Task details:
Look through the records below and collect all lines that hold the string "sont".

Records provided:

****************

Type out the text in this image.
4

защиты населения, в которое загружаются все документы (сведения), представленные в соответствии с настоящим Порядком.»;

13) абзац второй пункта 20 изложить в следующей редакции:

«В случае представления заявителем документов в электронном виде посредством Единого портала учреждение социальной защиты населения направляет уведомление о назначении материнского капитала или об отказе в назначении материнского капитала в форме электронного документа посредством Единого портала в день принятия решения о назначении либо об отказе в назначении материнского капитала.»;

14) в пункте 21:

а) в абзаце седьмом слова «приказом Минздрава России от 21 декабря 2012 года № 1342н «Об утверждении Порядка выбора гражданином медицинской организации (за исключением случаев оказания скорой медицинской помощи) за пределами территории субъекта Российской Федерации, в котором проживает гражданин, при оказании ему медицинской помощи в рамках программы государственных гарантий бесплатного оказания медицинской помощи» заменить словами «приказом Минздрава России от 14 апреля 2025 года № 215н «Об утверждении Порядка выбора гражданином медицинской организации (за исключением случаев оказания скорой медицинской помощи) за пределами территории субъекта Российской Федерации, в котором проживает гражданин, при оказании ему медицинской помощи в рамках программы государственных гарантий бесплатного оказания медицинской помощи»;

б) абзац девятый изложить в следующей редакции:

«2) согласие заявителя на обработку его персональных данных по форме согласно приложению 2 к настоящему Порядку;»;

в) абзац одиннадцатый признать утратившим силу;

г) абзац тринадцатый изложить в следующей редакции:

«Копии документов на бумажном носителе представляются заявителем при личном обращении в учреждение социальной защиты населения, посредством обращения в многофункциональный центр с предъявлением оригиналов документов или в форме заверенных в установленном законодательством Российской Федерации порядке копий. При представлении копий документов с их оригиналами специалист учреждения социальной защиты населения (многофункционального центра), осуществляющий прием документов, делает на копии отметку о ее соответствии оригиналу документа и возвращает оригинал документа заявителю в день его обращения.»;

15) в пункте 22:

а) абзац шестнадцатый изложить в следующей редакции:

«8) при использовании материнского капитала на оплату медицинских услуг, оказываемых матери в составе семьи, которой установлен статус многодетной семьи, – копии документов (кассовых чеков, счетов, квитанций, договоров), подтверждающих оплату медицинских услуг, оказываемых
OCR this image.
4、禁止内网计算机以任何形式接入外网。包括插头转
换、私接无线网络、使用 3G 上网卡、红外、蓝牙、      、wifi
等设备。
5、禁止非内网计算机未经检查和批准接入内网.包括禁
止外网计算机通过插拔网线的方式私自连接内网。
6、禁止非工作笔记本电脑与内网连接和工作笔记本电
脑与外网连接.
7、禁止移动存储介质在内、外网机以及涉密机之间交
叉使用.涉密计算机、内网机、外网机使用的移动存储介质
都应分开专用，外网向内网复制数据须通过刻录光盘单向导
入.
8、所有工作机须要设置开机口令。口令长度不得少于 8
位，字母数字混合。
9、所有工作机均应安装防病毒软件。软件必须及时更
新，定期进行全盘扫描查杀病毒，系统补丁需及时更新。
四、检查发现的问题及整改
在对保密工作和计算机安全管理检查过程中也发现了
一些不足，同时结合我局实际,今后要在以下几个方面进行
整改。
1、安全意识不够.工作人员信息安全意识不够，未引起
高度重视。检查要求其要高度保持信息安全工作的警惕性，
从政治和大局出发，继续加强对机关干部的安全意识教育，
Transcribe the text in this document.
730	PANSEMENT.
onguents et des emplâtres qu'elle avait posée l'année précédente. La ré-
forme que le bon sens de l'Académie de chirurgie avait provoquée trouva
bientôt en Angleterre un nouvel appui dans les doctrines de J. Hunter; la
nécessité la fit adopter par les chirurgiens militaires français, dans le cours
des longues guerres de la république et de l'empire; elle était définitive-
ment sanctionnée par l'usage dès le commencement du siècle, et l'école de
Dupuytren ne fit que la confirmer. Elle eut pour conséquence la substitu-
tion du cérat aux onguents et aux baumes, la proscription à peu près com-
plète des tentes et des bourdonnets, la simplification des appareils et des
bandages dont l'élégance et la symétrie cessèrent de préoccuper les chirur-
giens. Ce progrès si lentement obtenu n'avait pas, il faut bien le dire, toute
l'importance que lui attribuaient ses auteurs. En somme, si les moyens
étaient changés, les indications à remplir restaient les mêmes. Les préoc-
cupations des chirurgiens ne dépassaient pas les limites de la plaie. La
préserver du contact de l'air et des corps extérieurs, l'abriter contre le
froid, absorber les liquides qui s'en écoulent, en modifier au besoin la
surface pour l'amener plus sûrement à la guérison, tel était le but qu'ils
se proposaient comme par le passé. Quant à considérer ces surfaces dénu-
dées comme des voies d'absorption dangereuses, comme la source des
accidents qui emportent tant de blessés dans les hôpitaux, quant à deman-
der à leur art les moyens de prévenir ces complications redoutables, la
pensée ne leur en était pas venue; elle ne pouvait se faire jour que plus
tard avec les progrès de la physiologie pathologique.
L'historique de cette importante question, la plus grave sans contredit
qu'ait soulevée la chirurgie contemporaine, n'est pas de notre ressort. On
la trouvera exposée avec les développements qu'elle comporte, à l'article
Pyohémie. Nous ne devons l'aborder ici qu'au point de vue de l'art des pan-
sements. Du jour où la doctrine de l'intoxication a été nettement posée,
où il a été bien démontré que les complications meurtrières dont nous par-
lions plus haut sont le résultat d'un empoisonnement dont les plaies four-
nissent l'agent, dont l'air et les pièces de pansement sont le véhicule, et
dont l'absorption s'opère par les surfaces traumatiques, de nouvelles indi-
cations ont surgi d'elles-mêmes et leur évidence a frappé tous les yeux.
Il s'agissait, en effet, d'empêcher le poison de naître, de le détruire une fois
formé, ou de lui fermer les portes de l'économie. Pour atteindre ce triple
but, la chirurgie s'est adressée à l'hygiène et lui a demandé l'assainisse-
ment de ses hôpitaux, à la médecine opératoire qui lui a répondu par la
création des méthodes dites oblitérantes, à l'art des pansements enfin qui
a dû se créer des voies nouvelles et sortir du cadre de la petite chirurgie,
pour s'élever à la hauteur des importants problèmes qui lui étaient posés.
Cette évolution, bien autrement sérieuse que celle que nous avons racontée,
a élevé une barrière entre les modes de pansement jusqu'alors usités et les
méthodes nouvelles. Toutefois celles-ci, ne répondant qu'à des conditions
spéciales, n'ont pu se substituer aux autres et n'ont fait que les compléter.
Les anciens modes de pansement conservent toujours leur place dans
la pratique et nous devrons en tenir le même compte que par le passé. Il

****************

Answer to this problem:
lions plus haut sont le résultat d'un empoisonnement dont les plaies four-
nissent l'agent, dont l'air et les pièces de pansement sont le véhicule, et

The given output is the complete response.